▸ Work required:
How many of the lines that follow contain the word "Professional"? Give only the number.

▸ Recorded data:
────────
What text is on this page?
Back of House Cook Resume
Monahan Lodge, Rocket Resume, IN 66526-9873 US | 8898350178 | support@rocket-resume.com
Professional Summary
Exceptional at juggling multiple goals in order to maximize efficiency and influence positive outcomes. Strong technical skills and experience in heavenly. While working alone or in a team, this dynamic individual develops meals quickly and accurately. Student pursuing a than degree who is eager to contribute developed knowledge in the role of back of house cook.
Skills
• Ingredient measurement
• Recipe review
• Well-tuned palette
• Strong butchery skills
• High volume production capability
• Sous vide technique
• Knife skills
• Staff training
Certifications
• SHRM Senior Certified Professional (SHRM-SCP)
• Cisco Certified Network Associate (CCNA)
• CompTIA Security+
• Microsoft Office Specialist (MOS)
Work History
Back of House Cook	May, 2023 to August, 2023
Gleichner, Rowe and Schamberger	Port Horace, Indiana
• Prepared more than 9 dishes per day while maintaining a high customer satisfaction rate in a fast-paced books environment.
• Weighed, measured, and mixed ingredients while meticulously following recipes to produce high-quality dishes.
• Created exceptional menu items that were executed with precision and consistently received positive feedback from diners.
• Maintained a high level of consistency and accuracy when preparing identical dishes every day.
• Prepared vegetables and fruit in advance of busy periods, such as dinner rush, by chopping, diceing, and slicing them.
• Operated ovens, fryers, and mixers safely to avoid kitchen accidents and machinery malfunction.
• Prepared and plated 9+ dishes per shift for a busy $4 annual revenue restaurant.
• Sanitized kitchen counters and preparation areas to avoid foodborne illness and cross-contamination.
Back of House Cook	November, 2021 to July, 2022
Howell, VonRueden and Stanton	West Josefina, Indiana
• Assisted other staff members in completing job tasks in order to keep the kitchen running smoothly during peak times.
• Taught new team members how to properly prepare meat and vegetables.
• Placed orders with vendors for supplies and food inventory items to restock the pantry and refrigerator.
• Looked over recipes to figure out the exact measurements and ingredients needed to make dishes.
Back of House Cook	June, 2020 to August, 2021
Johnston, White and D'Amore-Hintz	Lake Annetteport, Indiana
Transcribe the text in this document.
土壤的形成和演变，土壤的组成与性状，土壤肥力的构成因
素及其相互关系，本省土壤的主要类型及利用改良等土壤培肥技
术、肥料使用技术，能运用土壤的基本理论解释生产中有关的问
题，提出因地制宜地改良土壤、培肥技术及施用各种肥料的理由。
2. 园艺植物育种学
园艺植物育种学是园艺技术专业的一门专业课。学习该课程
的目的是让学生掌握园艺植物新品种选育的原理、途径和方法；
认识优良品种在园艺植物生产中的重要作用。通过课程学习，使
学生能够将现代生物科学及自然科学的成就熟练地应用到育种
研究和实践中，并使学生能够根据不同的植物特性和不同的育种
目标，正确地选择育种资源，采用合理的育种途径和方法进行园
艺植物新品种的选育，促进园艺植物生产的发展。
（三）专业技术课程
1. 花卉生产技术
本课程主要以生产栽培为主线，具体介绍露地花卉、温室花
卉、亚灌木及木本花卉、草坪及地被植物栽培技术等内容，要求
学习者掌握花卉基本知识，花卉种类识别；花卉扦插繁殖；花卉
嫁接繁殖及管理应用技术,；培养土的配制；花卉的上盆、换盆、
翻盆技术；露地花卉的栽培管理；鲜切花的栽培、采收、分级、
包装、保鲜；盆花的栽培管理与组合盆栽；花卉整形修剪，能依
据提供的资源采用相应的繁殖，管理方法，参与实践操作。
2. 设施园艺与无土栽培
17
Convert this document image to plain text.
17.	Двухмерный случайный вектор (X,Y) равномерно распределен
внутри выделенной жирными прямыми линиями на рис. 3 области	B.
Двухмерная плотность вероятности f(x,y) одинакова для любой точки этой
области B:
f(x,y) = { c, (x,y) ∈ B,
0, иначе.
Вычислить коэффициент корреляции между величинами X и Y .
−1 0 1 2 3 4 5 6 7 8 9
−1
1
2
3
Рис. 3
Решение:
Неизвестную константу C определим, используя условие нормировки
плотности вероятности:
────────
▸ Task output:
2